— start of Records supplied —

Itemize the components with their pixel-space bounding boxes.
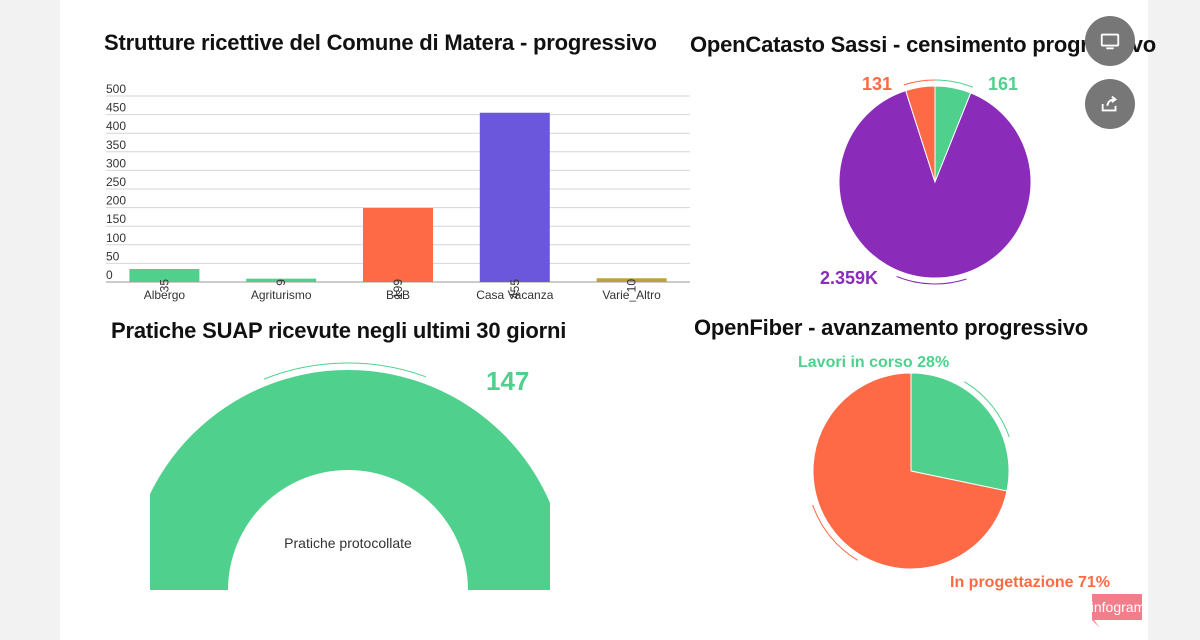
slice-label: 131 bbox=[862, 74, 892, 94]
slice-leader bbox=[934, 79, 974, 88]
bar-data-label: 9 bbox=[274, 279, 288, 286]
y-tick-label: 400 bbox=[106, 119, 126, 133]
y-tick-label: 0 bbox=[106, 268, 113, 282]
gauge-arc bbox=[150, 370, 550, 590]
pie2-chart: Lavori in corso 28% In progettazione 71% bbox=[798, 354, 1110, 591]
x-tick-label: Agriturismo bbox=[251, 288, 312, 302]
x-tick-label: Varie_Altro bbox=[602, 288, 661, 302]
brand-logo-text: infogram bbox=[1092, 599, 1142, 615]
bar bbox=[363, 207, 433, 282]
slice-leader bbox=[903, 79, 936, 86]
share-icon bbox=[1099, 93, 1121, 115]
y-tick-label: 450 bbox=[106, 101, 126, 115]
bar bbox=[246, 278, 317, 282]
slice-leader bbox=[812, 504, 858, 561]
y-tick-label: 350 bbox=[106, 138, 126, 152]
pie-slice bbox=[812, 372, 1008, 570]
y-tick-label: 300 bbox=[106, 156, 126, 170]
slice-label: 161 bbox=[988, 74, 1018, 94]
pie1-title: OpenCatasto Sassi - censimento progressi… bbox=[690, 32, 1156, 57]
brand-badge-bg bbox=[1092, 594, 1142, 628]
gauge-value: 147 bbox=[486, 366, 529, 396]
x-tick-label: B&B bbox=[386, 288, 410, 302]
fullscreen-button[interactable] bbox=[1085, 16, 1135, 66]
slice-label: In progettazione 71% bbox=[950, 574, 1110, 591]
bar-data-label: 455 bbox=[508, 279, 522, 299]
y-tick-label: 100 bbox=[106, 231, 126, 245]
bar-chart-title: Strutture ricettive del Comune di Matera… bbox=[104, 30, 657, 55]
bar bbox=[596, 278, 667, 282]
bar bbox=[479, 112, 550, 282]
y-tick-label: 150 bbox=[106, 212, 126, 226]
pie1-chart: 161 2.359K 131 bbox=[820, 74, 1032, 288]
pie-slice bbox=[905, 85, 936, 183]
y-tick-label: 50 bbox=[106, 249, 120, 263]
bar-data-label: 10 bbox=[625, 279, 639, 293]
slice-leader bbox=[896, 276, 967, 285]
slice-label: Lavori in corso 28% bbox=[798, 354, 949, 371]
slice-label: 2.359K bbox=[820, 268, 878, 288]
monitor-icon bbox=[1099, 30, 1121, 52]
infogram-badge[interactable]: infogram bbox=[1091, 594, 1145, 639]
slice-leader bbox=[964, 381, 1010, 438]
bar-data-label: 199 bbox=[391, 279, 405, 299]
dashboard: Strutture ricettive del Comune di Matera… bbox=[60, 0, 1156, 640]
pie-slice bbox=[838, 89, 1032, 279]
pie2-title: OpenFiber - avanzamento progressivo bbox=[694, 315, 1088, 340]
y-tick-label: 250 bbox=[106, 175, 126, 189]
x-tick-label: Casa Vacanza bbox=[476, 288, 553, 302]
gauge-label: Pratiche protocollate bbox=[284, 535, 412, 551]
y-tick-label: 200 bbox=[106, 194, 126, 208]
gauge-title: Pratiche SUAP ricevute negli ultimi 30 g… bbox=[111, 318, 567, 343]
y-tick-label: 500 bbox=[106, 82, 126, 96]
gauge-leader bbox=[263, 362, 427, 380]
share-button[interactable] bbox=[1085, 79, 1135, 129]
pie-slice bbox=[910, 372, 1010, 492]
bar bbox=[129, 268, 200, 282]
gauge-chart: 147 Pratiche protocollate bbox=[150, 362, 550, 590]
x-tick-label: Albergo bbox=[144, 288, 186, 302]
bar-data-label: 35 bbox=[157, 279, 171, 293]
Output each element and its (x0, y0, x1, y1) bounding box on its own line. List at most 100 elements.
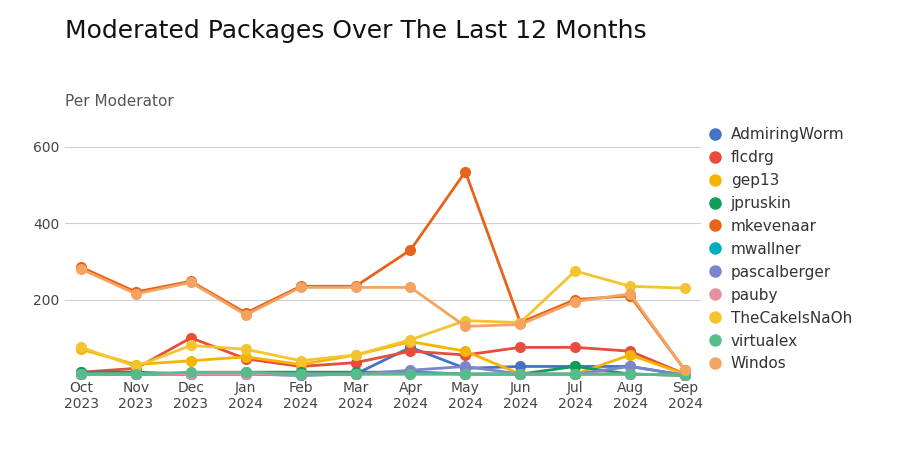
jpruskin (295, 369, 306, 375)
pauby (130, 371, 141, 377)
jpruskin (405, 369, 416, 375)
flcdrg (186, 335, 197, 341)
TheCakeIsNaOh (569, 268, 581, 274)
AdmiringWorm (130, 371, 141, 377)
jpruskin (460, 371, 471, 377)
mkevenaar (130, 289, 141, 295)
pauby (625, 371, 636, 377)
jpruskin (679, 372, 690, 378)
pascalberger (679, 372, 690, 378)
flcdrg (625, 348, 636, 354)
pauby (76, 371, 87, 377)
Windos (460, 323, 471, 329)
Line: mkevenaar: mkevenaar (76, 166, 690, 376)
Windos (186, 280, 197, 285)
virtualex (130, 371, 141, 377)
Legend: AdmiringWorm, flcdrg, gep13, jpruskin, mkevenaar, mwallner, pascalberger, pauby,: AdmiringWorm, flcdrg, gep13, jpruskin, m… (715, 127, 852, 371)
flcdrg (350, 360, 361, 366)
pauby (240, 371, 251, 377)
pascalberger (350, 371, 361, 377)
TheCakeIsNaOh (130, 364, 141, 369)
mkevenaar (350, 283, 361, 289)
Line: pascalberger: pascalberger (76, 361, 690, 381)
TheCakeIsNaOh (186, 343, 197, 348)
AdmiringWorm (460, 366, 471, 371)
mkevenaar (679, 368, 690, 373)
jpruskin (569, 364, 581, 369)
pascalberger (186, 371, 197, 377)
mwallner (625, 371, 636, 377)
Windos (76, 266, 87, 272)
Windos (405, 285, 416, 290)
virtualex (186, 369, 197, 375)
AdmiringWorm (240, 371, 251, 377)
Line: AdmiringWorm: AdmiringWorm (76, 342, 690, 381)
gep13 (130, 362, 141, 368)
pascalberger (515, 371, 526, 377)
mkevenaar (515, 320, 526, 325)
virtualex (76, 371, 87, 377)
AdmiringWorm (625, 364, 636, 369)
flcdrg (679, 371, 690, 377)
mkevenaar (76, 264, 87, 270)
gep13 (460, 348, 471, 354)
virtualex (405, 371, 416, 377)
AdmiringWorm (295, 372, 306, 378)
virtualex (350, 371, 361, 377)
pauby (350, 371, 361, 377)
pascalberger (130, 371, 141, 377)
gep13 (240, 354, 251, 360)
pascalberger (569, 371, 581, 377)
mkevenaar (460, 169, 471, 174)
TheCakeIsNaOh (76, 345, 87, 350)
gep13 (350, 352, 361, 358)
TheCakeIsNaOh (625, 283, 636, 289)
TheCakeIsNaOh (679, 285, 690, 291)
TheCakeIsNaOh (515, 320, 526, 325)
mwallner (186, 371, 197, 377)
AdmiringWorm (350, 371, 361, 377)
AdmiringWorm (569, 364, 581, 369)
pascalberger (460, 364, 471, 369)
flcdrg (76, 369, 87, 375)
mkevenaar (295, 283, 306, 289)
mwallner (76, 371, 87, 377)
mkevenaar (405, 247, 416, 253)
mkevenaar (569, 297, 581, 303)
TheCakeIsNaOh (295, 358, 306, 364)
pauby (515, 371, 526, 377)
Line: gep13: gep13 (76, 336, 690, 380)
flcdrg (569, 345, 581, 350)
Line: jpruskin: jpruskin (76, 361, 690, 381)
AdmiringWorm (186, 371, 197, 377)
Windos (240, 312, 251, 318)
gep13 (515, 371, 526, 377)
gep13 (76, 346, 87, 352)
flcdrg (515, 345, 526, 350)
jpruskin (625, 371, 636, 377)
Line: virtualex: virtualex (76, 367, 690, 381)
jpruskin (350, 369, 361, 375)
virtualex (240, 369, 251, 375)
Text: Moderated Packages Over The Last 12 Months: Moderated Packages Over The Last 12 Mont… (65, 19, 646, 43)
AdmiringWorm (679, 372, 690, 378)
Windos (295, 285, 306, 290)
virtualex (569, 371, 581, 377)
Line: mwallner: mwallner (76, 367, 690, 381)
pauby (295, 371, 306, 377)
TheCakeIsNaOh (460, 318, 471, 323)
TheCakeIsNaOh (405, 337, 416, 343)
mwallner (405, 369, 416, 375)
mwallner (240, 371, 251, 377)
mwallner (569, 371, 581, 377)
virtualex (515, 371, 526, 377)
flcdrg (460, 352, 471, 358)
mwallner (460, 371, 471, 377)
jpruskin (240, 369, 251, 375)
Windos (625, 291, 636, 297)
mwallner (515, 371, 526, 377)
flcdrg (295, 364, 306, 369)
mkevenaar (625, 293, 636, 298)
AdmiringWorm (405, 345, 416, 350)
Windos (569, 299, 581, 305)
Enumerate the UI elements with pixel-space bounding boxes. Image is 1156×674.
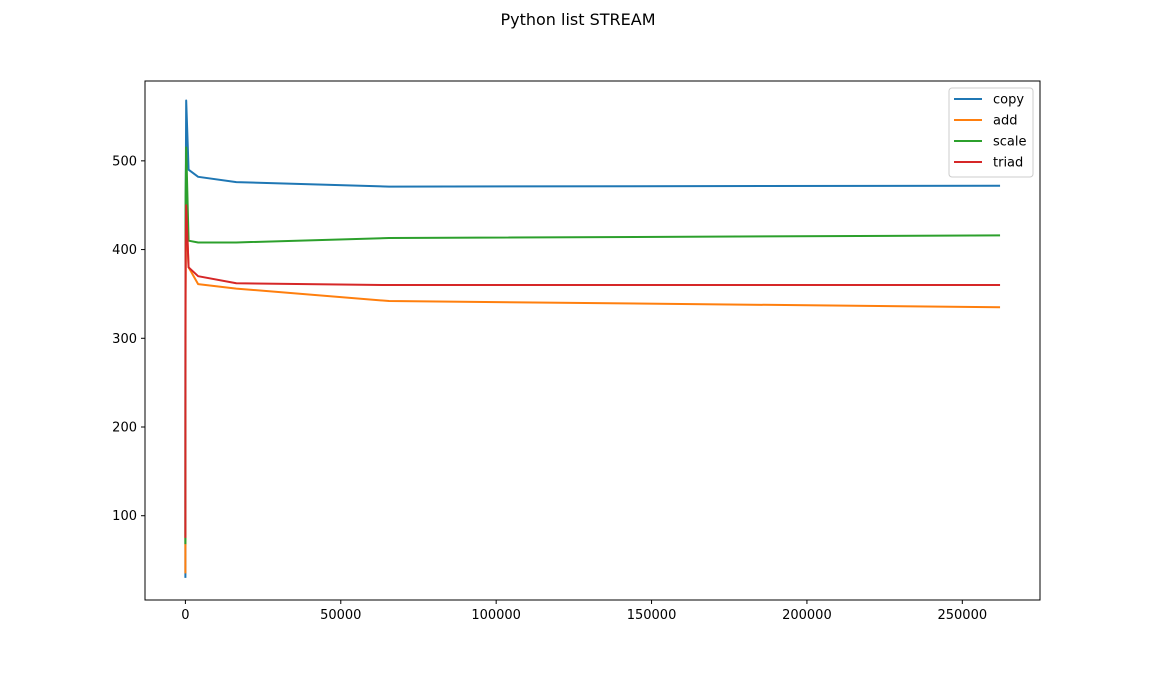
y-tick-label: 400 xyxy=(112,243,137,258)
legend-label-triad: triad xyxy=(993,156,1023,171)
y-tick-label: 500 xyxy=(112,154,137,169)
plot-area-frame xyxy=(144,80,1041,601)
x-tick-label: 250000 xyxy=(937,608,987,623)
x-tick-label: 200000 xyxy=(782,608,832,623)
series-line-triad xyxy=(184,204,1001,538)
x-tick-label: 0 xyxy=(181,608,189,623)
legend: copy add scale triad xyxy=(948,87,1034,178)
series-line-add xyxy=(184,205,1001,574)
y-axis: 100 200 300 400 500 xyxy=(112,154,145,524)
y-tick-label: 100 xyxy=(112,509,137,524)
series-lines xyxy=(184,99,1001,578)
legend-box xyxy=(948,87,1034,178)
x-tick-label: 50000 xyxy=(320,608,361,623)
x-axis: 0 50000 100000 150000 200000 250000 xyxy=(181,600,987,623)
legend-label-scale: scale xyxy=(993,135,1027,150)
legend-label-copy: copy xyxy=(993,93,1024,108)
series-line-scale xyxy=(184,146,1001,545)
legend-label-add: add xyxy=(993,114,1017,129)
series-line-copy xyxy=(184,99,1001,578)
x-tick-label: 150000 xyxy=(627,608,677,623)
x-tick-label: 100000 xyxy=(471,608,521,623)
chart-title: Python list STREAM xyxy=(500,10,656,29)
y-tick-label: 300 xyxy=(112,332,137,347)
y-tick-label: 200 xyxy=(112,421,137,436)
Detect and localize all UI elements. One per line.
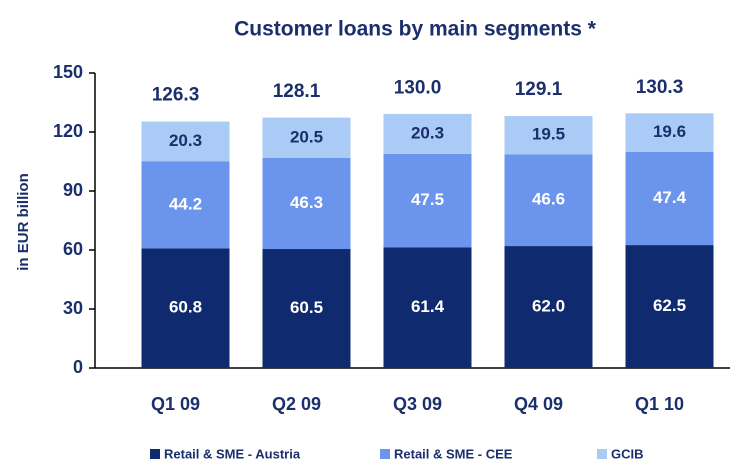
value-label: 20.3 xyxy=(411,123,444,142)
x-tick-label: Q1 09 xyxy=(151,394,200,414)
x-tick-label: Q4 09 xyxy=(514,394,563,414)
bar-segment xyxy=(262,249,351,368)
bar-segment xyxy=(262,117,351,158)
value-label: 46.6 xyxy=(532,190,565,209)
chart-title: Customer loans by main segments * xyxy=(234,18,597,41)
value-label: 60.5 xyxy=(290,298,323,317)
bar-segment xyxy=(383,153,472,248)
legend-label: Retail & SME - CEE xyxy=(394,446,513,461)
bar-segment xyxy=(504,246,593,368)
total-label: 129.1 xyxy=(515,79,563,100)
legend-swatch xyxy=(150,449,160,459)
bar-segment xyxy=(141,248,230,368)
bar-segment xyxy=(625,151,714,246)
x-tick-label: Q3 09 xyxy=(393,394,442,414)
bar-segment xyxy=(141,161,230,249)
y-tick-label: 30 xyxy=(63,298,83,318)
value-label: 46.3 xyxy=(290,193,323,212)
value-label: 19.6 xyxy=(653,122,686,141)
bar-segment xyxy=(504,154,593,247)
bar-segment xyxy=(262,157,351,250)
bar-segment xyxy=(383,113,472,154)
y-axis-label: in EUR billion xyxy=(15,173,32,271)
total-label: 130.3 xyxy=(636,77,684,98)
bar-segment xyxy=(141,121,230,162)
y-tick-label: 120 xyxy=(53,121,83,141)
legend-swatch xyxy=(380,449,390,459)
x-tick-label: Q1 10 xyxy=(635,394,684,414)
y-tick-label: 0 xyxy=(73,357,83,377)
legend-label: GCIB xyxy=(611,446,644,461)
value-label: 44.2 xyxy=(169,194,202,213)
value-label: 60.8 xyxy=(169,298,202,317)
total-label: 126.3 xyxy=(152,85,200,106)
value-label: 62.5 xyxy=(653,296,686,315)
y-tick-label: 60 xyxy=(63,239,83,259)
y-tick-label: 90 xyxy=(63,180,83,200)
legend-label: Retail & SME - Austria xyxy=(164,446,301,461)
total-label: 130.0 xyxy=(394,77,442,98)
y-tick-label: 150 xyxy=(53,62,83,82)
x-tick-label: Q2 09 xyxy=(272,394,321,414)
value-label: 20.3 xyxy=(169,131,202,150)
value-label: 47.5 xyxy=(411,190,444,209)
value-label: 20.5 xyxy=(290,127,323,146)
bar-segment xyxy=(504,116,593,155)
bar-segment xyxy=(625,245,714,368)
value-label: 19.5 xyxy=(532,125,565,144)
value-label: 61.4 xyxy=(411,297,445,316)
total-label: 128.1 xyxy=(273,81,321,102)
bar-segment xyxy=(625,113,714,152)
value-label: 47.4 xyxy=(653,188,687,207)
bar-segment xyxy=(383,247,472,368)
legend-swatch xyxy=(597,449,607,459)
value-label: 62.0 xyxy=(532,297,565,316)
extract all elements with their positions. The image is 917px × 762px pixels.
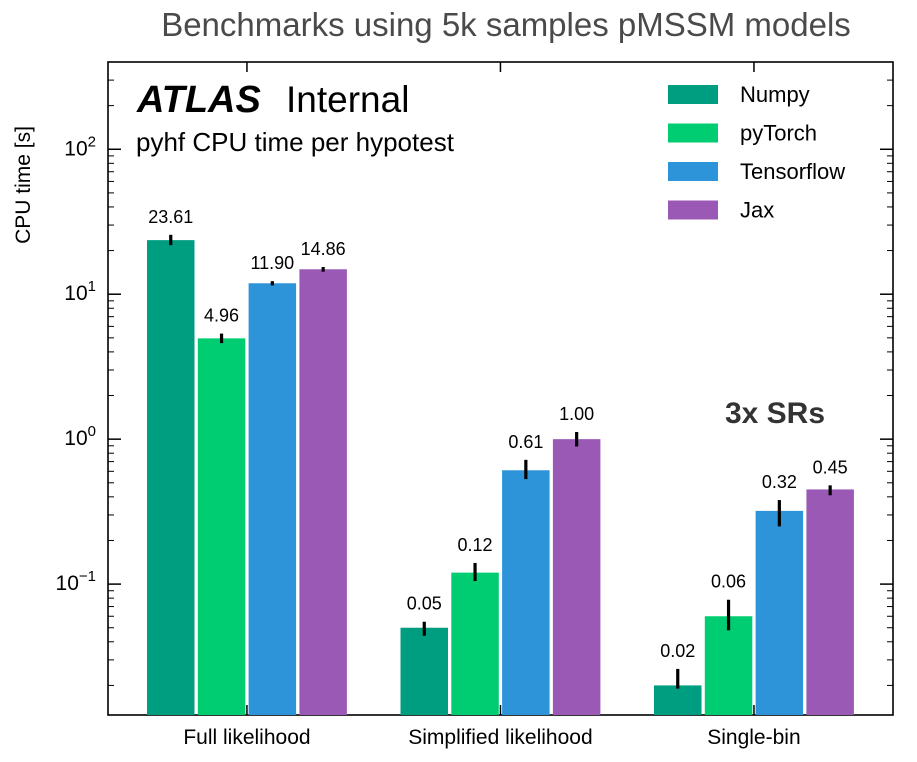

— end of Records supplied —

Print the lines of the data above starting at the one containing "value-label: 20.3 xyxy=(411,123,444,142)" and ending at the one containing "bar-segment xyxy=(504,116,593,155)", both included.

## Reply to the task
value-label: 20.3 xyxy=(411,123,444,142)
x-tick-label: Q1 09 xyxy=(151,394,200,414)
x-tick-label: Q4 09 xyxy=(514,394,563,414)
bar-segment xyxy=(262,249,351,368)
bar-segment xyxy=(262,117,351,158)
value-label: 46.6 xyxy=(532,190,565,209)
chart-title: Customer loans by main segments * xyxy=(234,18,597,41)
value-label: 60.5 xyxy=(290,298,323,317)
bar-segment xyxy=(383,153,472,248)
legend-label: Retail & SME - CEE xyxy=(394,446,513,461)
bar-segment xyxy=(504,246,593,368)
total-label: 129.1 xyxy=(515,79,563,100)
legend-swatch xyxy=(150,449,160,459)
bar-segment xyxy=(141,248,230,368)
bar-segment xyxy=(625,151,714,246)
x-tick-label: Q3 09 xyxy=(393,394,442,414)
bar-segment xyxy=(141,161,230,249)
y-tick-label: 30 xyxy=(63,298,83,318)
value-label: 46.3 xyxy=(290,193,323,212)
value-label: 19.6 xyxy=(653,122,686,141)
bar-segment xyxy=(504,154,593,247)
bar-segment xyxy=(262,157,351,250)
bar-segment xyxy=(383,113,472,154)
y-axis-label: in EUR billion xyxy=(15,173,32,271)
total-label: 130.3 xyxy=(636,77,684,98)
bar-segment xyxy=(141,121,230,162)
y-tick-label: 120 xyxy=(53,121,83,141)
legend-swatch xyxy=(380,449,390,459)
x-tick-label: Q1 10 xyxy=(635,394,684,414)
y-tick-label: 0 xyxy=(73,357,83,377)
legend-label: GCIB xyxy=(611,446,644,461)
value-label: 44.2 xyxy=(169,194,202,213)
value-label: 60.8 xyxy=(169,298,202,317)
total-label: 126.3 xyxy=(152,85,200,106)
value-label: 62.5 xyxy=(653,296,686,315)
y-tick-label: 60 xyxy=(63,239,83,259)
y-tick-label: 90 xyxy=(63,180,83,200)
legend-label: Retail & SME - Austria xyxy=(164,446,301,461)
total-label: 130.0 xyxy=(394,77,442,98)
y-tick-label: 150 xyxy=(53,62,83,82)
x-tick-label: Q2 09 xyxy=(272,394,321,414)
value-label: 20.3 xyxy=(169,131,202,150)
value-label: 47.5 xyxy=(411,190,444,209)
value-label: 20.5 xyxy=(290,127,323,146)
bar-segment xyxy=(504,116,593,155)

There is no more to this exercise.